* _Stated problem_:
Comb through the entries for "split" and pull out each line that holds it.

━━━ Data rows

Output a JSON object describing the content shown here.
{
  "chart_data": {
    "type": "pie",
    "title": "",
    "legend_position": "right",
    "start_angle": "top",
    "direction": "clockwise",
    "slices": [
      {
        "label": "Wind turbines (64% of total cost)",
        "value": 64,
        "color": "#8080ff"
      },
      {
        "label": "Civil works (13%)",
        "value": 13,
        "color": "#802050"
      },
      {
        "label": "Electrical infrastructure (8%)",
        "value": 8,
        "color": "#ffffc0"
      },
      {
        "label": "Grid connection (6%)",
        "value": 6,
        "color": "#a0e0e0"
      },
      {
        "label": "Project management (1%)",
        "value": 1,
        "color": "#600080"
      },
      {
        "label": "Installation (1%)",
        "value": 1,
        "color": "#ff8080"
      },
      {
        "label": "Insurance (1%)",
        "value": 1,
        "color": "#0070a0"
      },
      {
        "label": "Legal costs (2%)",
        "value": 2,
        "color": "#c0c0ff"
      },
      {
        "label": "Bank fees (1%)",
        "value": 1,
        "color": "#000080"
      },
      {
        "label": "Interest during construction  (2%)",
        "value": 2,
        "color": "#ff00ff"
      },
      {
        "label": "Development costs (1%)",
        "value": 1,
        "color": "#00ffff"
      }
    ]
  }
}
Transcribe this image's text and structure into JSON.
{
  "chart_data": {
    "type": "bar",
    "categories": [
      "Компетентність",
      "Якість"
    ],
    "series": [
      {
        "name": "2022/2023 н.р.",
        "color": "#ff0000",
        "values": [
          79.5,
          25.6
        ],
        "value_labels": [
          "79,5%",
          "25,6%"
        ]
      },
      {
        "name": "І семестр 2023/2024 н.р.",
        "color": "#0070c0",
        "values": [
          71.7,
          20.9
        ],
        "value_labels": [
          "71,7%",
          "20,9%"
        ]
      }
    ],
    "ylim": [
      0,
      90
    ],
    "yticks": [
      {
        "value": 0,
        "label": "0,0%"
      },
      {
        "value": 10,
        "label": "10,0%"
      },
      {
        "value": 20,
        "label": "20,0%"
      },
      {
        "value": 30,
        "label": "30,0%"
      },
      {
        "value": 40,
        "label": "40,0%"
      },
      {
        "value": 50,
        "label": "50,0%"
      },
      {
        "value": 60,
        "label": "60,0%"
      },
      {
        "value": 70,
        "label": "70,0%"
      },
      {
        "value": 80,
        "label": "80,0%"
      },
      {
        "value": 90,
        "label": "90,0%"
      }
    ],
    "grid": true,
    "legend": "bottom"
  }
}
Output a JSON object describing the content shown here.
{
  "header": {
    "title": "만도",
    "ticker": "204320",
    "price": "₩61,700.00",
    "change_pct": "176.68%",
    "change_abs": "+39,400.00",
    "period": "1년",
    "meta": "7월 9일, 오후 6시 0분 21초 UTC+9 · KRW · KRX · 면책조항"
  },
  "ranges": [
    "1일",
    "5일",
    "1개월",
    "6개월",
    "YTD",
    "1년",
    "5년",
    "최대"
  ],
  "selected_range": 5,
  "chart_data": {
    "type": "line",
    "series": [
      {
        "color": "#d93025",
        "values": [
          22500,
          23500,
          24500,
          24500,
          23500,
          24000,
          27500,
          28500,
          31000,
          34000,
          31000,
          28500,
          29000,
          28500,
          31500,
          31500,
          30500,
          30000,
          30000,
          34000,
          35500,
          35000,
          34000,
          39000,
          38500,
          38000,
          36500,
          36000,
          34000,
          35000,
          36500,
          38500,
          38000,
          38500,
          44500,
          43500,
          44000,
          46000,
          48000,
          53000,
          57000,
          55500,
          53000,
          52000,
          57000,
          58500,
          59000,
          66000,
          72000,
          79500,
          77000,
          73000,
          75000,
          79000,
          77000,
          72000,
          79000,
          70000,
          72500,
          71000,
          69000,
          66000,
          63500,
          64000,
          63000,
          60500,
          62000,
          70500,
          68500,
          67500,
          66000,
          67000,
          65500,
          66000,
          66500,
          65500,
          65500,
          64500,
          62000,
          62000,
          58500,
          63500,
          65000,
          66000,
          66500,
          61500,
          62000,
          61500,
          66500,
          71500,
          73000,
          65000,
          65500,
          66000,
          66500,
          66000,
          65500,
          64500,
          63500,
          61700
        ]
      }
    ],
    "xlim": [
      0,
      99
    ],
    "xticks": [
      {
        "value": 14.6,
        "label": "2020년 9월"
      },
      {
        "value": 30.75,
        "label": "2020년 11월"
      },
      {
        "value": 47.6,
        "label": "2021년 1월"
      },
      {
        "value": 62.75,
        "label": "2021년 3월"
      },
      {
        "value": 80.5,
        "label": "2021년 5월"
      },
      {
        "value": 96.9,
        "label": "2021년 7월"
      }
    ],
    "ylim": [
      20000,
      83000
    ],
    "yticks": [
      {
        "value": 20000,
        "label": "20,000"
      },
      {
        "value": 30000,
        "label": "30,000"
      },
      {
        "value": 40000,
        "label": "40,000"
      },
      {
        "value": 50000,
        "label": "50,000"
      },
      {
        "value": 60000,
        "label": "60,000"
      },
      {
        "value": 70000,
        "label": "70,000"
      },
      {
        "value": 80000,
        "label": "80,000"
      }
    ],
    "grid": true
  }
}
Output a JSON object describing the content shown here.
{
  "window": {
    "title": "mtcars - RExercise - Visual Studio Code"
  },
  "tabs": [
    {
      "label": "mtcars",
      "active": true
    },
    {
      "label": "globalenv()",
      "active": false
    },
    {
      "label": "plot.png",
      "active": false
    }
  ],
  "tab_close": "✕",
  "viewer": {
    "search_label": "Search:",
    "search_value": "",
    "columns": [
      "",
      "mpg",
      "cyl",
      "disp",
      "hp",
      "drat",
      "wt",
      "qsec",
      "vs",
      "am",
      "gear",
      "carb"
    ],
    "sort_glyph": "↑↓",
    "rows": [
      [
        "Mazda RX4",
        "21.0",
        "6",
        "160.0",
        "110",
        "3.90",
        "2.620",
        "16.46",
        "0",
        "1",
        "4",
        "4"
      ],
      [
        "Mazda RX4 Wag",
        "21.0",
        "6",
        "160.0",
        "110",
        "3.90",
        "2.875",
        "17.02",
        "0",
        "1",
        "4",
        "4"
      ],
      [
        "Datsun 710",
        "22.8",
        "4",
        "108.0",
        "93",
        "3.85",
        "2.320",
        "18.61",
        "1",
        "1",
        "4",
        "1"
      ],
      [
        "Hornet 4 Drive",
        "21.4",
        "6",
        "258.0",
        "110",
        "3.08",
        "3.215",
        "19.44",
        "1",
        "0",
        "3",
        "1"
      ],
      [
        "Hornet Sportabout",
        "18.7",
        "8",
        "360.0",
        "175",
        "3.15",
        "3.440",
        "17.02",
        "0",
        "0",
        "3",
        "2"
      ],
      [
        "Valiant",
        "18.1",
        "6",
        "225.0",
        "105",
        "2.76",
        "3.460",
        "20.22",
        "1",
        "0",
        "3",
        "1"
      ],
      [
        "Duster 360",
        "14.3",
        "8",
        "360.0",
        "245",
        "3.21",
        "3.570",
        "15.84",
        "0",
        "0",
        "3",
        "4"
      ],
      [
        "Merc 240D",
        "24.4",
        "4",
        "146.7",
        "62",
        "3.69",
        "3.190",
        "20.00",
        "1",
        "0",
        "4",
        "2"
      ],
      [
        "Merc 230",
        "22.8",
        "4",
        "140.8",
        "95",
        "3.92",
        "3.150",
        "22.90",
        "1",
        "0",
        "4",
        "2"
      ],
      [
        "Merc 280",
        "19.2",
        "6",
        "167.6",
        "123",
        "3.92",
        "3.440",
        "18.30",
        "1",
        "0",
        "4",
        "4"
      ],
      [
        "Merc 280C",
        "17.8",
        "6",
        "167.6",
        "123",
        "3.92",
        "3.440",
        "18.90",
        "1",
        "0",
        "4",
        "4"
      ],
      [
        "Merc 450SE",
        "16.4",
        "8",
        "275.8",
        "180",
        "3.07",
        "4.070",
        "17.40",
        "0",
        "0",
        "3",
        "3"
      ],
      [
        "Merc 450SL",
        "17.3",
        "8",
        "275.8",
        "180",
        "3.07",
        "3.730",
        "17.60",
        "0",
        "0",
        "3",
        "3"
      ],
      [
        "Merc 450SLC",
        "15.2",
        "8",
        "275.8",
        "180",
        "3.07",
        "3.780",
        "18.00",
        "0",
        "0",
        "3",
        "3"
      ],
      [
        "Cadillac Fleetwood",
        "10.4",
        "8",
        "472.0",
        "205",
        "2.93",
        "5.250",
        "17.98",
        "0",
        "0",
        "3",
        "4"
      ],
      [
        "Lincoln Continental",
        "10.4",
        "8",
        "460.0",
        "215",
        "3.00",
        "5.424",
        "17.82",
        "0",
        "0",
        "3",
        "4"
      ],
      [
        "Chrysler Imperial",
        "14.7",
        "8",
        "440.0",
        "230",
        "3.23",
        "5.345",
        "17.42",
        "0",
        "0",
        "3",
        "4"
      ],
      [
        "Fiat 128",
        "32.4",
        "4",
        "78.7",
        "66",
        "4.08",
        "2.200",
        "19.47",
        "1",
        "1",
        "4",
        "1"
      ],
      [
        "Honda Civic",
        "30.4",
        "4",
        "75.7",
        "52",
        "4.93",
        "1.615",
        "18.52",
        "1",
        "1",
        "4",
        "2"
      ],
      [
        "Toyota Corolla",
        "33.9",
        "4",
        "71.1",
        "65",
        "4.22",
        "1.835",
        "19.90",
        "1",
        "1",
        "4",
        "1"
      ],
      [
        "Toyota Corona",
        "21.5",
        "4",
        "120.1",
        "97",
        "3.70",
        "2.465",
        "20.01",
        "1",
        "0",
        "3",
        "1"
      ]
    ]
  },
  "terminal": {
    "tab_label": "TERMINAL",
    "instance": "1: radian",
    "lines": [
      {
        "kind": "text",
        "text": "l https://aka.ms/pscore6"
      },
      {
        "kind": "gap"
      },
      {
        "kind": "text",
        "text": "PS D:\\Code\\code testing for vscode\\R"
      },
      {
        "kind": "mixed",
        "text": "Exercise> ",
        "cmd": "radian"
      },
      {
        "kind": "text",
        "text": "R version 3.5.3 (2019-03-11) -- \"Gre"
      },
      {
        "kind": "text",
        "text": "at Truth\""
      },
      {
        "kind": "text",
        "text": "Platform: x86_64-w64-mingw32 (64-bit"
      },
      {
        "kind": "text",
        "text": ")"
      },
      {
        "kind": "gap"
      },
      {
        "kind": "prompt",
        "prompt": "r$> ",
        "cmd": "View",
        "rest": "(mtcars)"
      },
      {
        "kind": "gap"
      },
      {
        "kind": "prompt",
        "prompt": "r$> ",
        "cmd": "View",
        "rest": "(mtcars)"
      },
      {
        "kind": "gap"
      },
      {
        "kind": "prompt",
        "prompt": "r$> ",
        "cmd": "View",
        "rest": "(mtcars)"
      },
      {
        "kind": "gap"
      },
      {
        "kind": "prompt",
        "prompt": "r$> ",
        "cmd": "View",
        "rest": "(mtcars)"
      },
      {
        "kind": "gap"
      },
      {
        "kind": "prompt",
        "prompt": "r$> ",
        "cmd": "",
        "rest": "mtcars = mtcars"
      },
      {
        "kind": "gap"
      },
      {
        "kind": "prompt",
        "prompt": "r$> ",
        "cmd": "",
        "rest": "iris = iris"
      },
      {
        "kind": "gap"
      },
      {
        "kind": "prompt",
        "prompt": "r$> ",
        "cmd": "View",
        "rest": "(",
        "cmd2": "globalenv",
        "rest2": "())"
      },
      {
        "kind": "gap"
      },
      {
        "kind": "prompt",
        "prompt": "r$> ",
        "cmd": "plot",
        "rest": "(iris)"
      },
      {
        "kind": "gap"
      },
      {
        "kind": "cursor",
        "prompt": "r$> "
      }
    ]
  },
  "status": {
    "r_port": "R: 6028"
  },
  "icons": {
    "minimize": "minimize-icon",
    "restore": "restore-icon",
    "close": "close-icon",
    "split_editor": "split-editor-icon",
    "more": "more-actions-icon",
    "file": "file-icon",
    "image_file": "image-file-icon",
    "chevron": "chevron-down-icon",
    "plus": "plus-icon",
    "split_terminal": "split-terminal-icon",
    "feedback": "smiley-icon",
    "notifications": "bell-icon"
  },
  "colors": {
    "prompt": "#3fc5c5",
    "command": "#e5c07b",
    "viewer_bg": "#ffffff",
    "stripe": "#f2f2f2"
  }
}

━━━━━━

* _The reply_:
    "split_editor": "split-editor-icon",
    "split_terminal": "split-terminal-icon",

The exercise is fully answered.